SHORT TASK:
Copy the listing below in full and skip every picture.

Records contained in a dataset:
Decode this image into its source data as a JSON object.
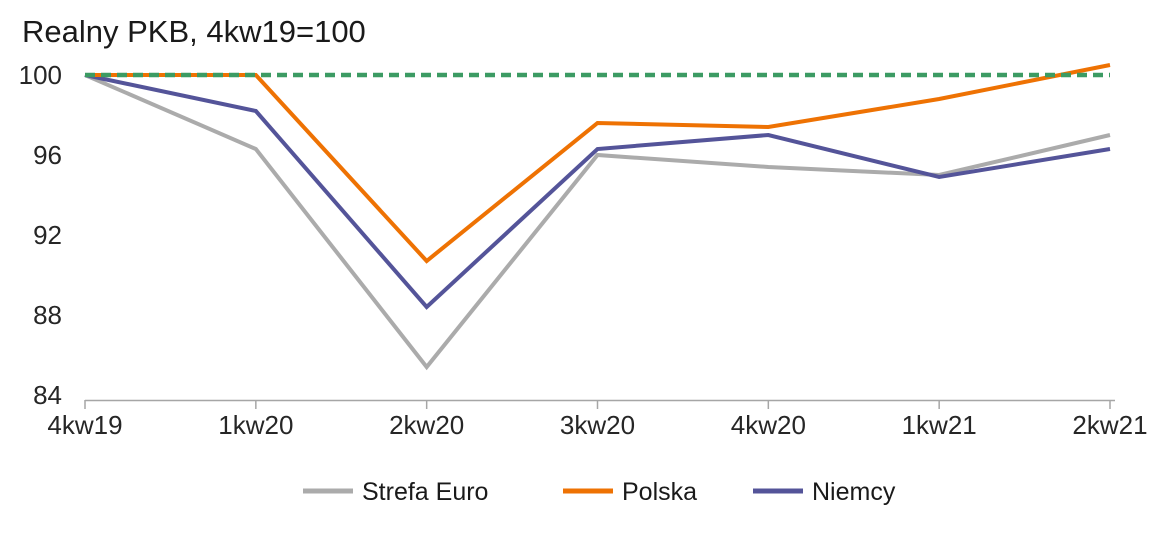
{
  "chart_data": {
    "type": "line",
    "title": "Realny PKB, 4kw19=100",
    "categories": [
      "4kw19",
      "1kw20",
      "2kw20",
      "3kw20",
      "4kw20",
      "1kw21",
      "2kw21"
    ],
    "series": [
      {
        "name": "Strefa Euro",
        "color": "#ababab",
        "values": [
          100,
          96.3,
          85.4,
          96.0,
          95.4,
          95.0,
          97.0
        ]
      },
      {
        "name": "Polska",
        "color": "#ee7203",
        "values": [
          100,
          100,
          90.7,
          97.6,
          97.4,
          98.8,
          100.5
        ]
      },
      {
        "name": "Niemcy",
        "color": "#545499",
        "values": [
          100,
          98.2,
          88.4,
          96.3,
          97.0,
          94.9,
          96.3
        ]
      }
    ],
    "reference_line": {
      "value": 100,
      "color": "#3c9b63",
      "style": "dashed"
    },
    "yticks": [
      100,
      96,
      92,
      88,
      84
    ],
    "ylim": [
      84,
      101
    ],
    "grid": false,
    "legend_position": "bottom",
    "axis_color": "#a6a6a6",
    "text_color": "#262626"
  }
}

ANSWER TO THE EXERCISE:
Decode this image into its source data as a JSON object.
{
  "chart_data": {
    "type": "line",
    "title": "Realny PKB, 4kw19=100",
    "categories": [
      "4kw19",
      "1kw20",
      "2kw20",
      "3kw20",
      "4kw20",
      "1kw21",
      "2kw21"
    ],
    "series": [
      {
        "name": "Strefa Euro",
        "color": "#ababab",
        "values": [
          100,
          96.3,
          85.4,
          96.0,
          95.4,
          95.0,
          97.0
        ]
      },
      {
        "name": "Polska",
        "color": "#ee7203",
        "values": [
          100,
          100,
          90.7,
          97.6,
          97.4,
          98.8,
          100.5
        ]
      },
      {
        "name": "Niemcy",
        "color": "#545499",
        "values": [
          100,
          98.2,
          88.4,
          96.3,
          97.0,
          94.9,
          96.3
        ]
      }
    ],
    "reference_line": {
      "value": 100,
      "color": "#3c9b63",
      "style": "dashed"
    },
    "yticks": [
      100,
      96,
      92,
      88,
      84
    ],
    "ylim": [
      84,
      101
    ],
    "grid": false,
    "legend_position": "bottom",
    "axis_color": "#a6a6a6",
    "text_color": "#262626"
  }
}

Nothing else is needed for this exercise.